**Directions for this task:**
From the records, pick out and copy each line containing "toxicologiques".

○ ○ ○ ○ ○

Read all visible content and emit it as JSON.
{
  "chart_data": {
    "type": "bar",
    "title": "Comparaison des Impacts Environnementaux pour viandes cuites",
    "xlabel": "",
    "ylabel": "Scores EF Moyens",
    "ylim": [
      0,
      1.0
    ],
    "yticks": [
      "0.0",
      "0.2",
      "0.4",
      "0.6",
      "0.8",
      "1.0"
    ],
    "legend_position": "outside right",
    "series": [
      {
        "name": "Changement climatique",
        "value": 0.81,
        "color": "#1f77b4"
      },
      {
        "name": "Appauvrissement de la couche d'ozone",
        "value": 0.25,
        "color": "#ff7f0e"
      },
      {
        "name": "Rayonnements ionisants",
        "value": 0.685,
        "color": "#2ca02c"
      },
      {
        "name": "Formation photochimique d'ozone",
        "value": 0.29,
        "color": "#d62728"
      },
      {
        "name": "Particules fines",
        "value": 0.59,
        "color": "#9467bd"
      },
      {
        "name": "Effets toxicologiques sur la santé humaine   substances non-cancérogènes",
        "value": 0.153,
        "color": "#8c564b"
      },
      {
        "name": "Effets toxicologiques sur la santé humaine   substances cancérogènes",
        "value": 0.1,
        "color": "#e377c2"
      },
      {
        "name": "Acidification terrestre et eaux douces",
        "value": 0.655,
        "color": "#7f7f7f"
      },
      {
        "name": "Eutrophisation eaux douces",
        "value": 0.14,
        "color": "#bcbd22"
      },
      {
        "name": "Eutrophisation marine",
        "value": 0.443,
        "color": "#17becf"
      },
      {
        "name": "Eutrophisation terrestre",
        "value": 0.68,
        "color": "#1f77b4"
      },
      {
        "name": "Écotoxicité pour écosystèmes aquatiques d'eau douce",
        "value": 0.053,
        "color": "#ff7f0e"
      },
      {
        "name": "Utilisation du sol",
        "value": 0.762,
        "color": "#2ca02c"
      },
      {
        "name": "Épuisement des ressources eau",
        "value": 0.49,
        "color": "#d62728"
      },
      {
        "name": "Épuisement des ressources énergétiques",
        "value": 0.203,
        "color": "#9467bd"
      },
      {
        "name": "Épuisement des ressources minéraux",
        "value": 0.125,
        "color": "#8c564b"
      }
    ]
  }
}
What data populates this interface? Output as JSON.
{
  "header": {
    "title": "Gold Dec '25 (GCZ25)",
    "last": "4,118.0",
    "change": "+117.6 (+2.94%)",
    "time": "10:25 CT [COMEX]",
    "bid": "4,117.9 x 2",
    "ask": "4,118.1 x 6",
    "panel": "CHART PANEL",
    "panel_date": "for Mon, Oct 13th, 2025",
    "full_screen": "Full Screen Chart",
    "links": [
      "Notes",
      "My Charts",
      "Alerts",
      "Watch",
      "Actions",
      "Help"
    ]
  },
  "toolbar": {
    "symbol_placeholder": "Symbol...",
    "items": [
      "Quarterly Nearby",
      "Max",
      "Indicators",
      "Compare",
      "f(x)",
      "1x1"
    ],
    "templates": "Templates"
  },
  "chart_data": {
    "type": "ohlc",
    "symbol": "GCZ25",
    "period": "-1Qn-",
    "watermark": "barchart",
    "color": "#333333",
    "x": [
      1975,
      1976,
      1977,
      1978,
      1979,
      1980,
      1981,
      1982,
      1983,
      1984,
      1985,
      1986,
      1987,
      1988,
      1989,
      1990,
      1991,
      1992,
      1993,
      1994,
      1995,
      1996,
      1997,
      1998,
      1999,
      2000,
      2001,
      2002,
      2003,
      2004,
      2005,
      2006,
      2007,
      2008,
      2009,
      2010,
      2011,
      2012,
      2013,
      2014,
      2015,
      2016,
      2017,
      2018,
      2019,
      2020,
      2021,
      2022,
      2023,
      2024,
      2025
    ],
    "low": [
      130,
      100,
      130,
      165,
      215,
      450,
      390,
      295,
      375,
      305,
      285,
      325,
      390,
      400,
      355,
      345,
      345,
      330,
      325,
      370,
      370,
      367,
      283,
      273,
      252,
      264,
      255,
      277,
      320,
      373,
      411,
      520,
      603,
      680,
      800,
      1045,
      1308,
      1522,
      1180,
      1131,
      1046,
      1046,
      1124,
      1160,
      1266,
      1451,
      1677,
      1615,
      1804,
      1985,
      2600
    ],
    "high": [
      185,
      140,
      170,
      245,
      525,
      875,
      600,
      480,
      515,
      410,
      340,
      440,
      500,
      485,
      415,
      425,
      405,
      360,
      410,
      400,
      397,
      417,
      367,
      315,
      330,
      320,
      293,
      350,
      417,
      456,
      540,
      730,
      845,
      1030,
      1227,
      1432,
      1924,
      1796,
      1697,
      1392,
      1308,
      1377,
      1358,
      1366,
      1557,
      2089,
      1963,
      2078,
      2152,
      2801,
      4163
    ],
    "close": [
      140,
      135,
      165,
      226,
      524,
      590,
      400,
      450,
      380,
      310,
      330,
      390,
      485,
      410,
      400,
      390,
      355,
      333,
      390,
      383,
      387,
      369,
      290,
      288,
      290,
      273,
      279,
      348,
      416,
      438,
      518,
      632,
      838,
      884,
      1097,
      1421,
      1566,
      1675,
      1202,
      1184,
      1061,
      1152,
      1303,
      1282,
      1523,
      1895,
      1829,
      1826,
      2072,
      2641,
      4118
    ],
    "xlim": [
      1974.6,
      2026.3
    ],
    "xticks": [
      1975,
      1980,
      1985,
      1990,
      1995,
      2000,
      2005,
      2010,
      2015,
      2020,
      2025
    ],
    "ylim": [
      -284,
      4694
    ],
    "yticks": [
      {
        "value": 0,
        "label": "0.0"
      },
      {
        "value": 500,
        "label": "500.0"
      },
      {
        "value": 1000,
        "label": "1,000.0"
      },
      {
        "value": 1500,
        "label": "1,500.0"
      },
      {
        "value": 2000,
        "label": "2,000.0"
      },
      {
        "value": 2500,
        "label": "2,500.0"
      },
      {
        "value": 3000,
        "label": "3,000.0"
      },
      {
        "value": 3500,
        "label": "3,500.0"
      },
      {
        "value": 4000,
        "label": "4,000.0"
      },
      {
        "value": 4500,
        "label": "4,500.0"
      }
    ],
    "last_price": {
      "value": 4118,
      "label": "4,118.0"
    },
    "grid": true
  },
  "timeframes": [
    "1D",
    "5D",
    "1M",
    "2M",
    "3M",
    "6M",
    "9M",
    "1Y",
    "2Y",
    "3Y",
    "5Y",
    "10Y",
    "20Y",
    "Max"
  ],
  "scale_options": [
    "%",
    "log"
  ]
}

○ ○ ○ ○ ○

**Full answer:**
        "name": "Effets toxicologiques sur la santé humaine   substances non-cancérogènes",
        "name": "Effets toxicologiques sur la santé humaine   substances cancérogènes",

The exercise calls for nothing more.